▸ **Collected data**
>> Start

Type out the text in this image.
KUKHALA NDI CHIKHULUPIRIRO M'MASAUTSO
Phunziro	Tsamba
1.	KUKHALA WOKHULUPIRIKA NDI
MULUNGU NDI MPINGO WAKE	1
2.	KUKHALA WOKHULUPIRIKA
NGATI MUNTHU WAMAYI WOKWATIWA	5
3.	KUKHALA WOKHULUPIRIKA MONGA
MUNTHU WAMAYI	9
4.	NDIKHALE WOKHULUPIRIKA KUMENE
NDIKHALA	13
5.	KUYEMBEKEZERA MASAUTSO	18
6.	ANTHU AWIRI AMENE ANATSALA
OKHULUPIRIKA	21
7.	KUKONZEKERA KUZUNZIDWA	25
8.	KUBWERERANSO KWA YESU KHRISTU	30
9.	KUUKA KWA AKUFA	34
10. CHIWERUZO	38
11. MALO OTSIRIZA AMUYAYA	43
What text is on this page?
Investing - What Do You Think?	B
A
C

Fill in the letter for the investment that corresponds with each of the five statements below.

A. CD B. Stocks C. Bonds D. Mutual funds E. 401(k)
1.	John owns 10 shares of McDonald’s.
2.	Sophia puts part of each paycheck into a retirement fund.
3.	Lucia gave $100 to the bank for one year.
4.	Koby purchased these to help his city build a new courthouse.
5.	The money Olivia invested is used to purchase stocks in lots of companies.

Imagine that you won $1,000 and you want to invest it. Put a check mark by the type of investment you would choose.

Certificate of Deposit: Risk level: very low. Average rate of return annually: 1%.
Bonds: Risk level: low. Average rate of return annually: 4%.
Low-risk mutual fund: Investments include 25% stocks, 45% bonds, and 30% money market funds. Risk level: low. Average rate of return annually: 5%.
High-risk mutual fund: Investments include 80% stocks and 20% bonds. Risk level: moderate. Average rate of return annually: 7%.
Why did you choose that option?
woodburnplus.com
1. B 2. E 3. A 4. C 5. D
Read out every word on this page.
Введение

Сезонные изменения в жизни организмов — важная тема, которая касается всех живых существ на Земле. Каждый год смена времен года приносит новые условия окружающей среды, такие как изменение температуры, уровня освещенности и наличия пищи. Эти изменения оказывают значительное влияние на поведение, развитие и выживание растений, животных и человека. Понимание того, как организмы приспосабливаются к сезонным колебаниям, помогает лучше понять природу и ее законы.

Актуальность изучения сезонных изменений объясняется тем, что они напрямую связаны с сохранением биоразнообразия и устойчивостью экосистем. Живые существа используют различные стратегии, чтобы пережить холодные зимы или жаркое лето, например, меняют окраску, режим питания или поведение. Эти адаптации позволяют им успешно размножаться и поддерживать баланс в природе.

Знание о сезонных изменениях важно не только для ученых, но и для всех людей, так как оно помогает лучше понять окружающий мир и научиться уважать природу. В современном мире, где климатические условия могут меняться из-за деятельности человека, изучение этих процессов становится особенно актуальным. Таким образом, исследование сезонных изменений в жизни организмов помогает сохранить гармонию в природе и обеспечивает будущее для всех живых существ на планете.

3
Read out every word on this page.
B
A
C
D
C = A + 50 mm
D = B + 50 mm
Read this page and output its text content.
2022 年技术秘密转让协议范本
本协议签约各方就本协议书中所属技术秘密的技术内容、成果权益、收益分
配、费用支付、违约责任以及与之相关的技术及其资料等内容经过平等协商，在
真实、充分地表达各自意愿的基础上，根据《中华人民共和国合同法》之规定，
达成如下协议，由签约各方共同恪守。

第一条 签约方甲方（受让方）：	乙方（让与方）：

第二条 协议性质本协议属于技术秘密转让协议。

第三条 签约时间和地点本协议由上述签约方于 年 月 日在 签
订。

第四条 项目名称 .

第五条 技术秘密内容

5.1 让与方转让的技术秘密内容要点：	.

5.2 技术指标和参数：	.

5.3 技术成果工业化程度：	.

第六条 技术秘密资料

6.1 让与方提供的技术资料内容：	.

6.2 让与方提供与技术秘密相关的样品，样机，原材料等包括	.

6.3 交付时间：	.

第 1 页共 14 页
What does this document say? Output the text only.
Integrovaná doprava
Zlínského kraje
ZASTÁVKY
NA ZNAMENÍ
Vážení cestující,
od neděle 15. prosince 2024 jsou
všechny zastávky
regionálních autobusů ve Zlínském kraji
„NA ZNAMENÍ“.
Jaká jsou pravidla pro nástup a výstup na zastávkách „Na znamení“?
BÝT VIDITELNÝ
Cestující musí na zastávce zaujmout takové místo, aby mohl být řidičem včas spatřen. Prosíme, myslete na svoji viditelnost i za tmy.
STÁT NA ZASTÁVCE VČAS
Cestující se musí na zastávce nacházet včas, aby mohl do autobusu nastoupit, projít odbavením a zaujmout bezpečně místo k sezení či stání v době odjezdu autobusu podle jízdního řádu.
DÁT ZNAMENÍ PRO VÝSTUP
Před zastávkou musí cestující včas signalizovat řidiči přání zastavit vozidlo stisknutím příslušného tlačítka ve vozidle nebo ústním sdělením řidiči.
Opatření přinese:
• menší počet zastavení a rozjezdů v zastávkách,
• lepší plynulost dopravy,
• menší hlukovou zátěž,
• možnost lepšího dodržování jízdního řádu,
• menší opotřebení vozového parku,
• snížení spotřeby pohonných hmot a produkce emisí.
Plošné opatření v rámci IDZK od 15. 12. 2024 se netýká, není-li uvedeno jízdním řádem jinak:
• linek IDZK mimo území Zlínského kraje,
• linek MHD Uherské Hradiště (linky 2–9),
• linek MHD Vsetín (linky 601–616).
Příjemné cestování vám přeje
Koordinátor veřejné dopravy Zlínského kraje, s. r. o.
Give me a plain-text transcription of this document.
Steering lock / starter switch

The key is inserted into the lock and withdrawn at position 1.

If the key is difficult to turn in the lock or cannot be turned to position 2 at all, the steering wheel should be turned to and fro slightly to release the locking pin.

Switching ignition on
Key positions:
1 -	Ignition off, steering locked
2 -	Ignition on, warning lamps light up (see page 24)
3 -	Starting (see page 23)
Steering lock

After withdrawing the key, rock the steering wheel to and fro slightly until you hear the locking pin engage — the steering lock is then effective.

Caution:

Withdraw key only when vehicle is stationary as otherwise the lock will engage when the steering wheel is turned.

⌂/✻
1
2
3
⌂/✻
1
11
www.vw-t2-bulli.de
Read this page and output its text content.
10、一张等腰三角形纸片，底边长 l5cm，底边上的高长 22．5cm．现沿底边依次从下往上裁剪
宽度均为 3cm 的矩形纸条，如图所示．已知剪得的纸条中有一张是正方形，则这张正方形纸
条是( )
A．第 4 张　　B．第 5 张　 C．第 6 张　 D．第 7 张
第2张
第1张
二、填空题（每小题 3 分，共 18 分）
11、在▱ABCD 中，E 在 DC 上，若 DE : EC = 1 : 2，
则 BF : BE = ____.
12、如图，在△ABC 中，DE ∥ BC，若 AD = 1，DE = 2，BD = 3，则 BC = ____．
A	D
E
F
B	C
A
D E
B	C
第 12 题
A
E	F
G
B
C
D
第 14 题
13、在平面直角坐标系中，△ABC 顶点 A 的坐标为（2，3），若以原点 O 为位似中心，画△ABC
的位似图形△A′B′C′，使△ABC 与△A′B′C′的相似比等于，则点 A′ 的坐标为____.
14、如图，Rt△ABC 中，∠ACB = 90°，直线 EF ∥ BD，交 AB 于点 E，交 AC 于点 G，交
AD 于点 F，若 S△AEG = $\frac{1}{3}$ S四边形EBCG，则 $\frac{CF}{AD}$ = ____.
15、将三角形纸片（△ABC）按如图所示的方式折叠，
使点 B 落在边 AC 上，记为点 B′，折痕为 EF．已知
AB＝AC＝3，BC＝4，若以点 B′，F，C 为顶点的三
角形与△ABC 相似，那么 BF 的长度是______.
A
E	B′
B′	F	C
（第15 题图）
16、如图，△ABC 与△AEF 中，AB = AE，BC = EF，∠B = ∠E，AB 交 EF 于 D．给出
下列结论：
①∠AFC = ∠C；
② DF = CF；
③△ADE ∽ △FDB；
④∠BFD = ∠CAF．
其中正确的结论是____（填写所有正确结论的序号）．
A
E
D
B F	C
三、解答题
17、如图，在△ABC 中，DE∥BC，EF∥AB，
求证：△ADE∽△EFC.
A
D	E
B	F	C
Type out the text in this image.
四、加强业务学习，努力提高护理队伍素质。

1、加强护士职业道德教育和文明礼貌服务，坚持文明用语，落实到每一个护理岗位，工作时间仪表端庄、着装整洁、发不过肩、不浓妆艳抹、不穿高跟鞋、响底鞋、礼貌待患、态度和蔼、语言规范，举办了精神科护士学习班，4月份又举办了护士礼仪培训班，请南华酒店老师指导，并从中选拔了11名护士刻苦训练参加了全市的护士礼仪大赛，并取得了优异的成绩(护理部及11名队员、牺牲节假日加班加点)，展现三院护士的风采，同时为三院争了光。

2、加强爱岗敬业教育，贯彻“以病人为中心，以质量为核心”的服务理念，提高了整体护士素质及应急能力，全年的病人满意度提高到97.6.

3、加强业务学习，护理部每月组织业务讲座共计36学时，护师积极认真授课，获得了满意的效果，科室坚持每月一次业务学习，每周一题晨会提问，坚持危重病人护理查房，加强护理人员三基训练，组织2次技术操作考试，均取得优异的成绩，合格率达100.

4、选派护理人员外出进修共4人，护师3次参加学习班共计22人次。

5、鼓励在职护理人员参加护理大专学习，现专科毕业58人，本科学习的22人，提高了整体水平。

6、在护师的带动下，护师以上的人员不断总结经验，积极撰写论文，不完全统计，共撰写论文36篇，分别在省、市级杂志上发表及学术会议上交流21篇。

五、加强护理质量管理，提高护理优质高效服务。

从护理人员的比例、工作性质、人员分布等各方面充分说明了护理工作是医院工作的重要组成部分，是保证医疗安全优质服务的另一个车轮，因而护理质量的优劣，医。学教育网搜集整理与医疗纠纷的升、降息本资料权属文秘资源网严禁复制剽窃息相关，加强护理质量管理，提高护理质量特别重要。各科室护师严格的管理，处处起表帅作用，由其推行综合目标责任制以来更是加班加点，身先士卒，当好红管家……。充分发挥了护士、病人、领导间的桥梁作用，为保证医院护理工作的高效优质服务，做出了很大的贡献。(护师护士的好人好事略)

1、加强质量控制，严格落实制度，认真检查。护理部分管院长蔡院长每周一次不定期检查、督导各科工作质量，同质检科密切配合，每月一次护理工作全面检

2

>> End

▸ **What you are asked to do**
Look for the word "funds" in every line of the listing and copy the lines that have it.

▸ **Answer for this exercise**
A. CD B. Stocks C. Bonds D. Mutual funds E. 401(k)
Low-risk mutual fund: Investments include 25% stocks, 45% bonds, and 30% money market funds. Risk level: low. Average rate of return annually: 5%.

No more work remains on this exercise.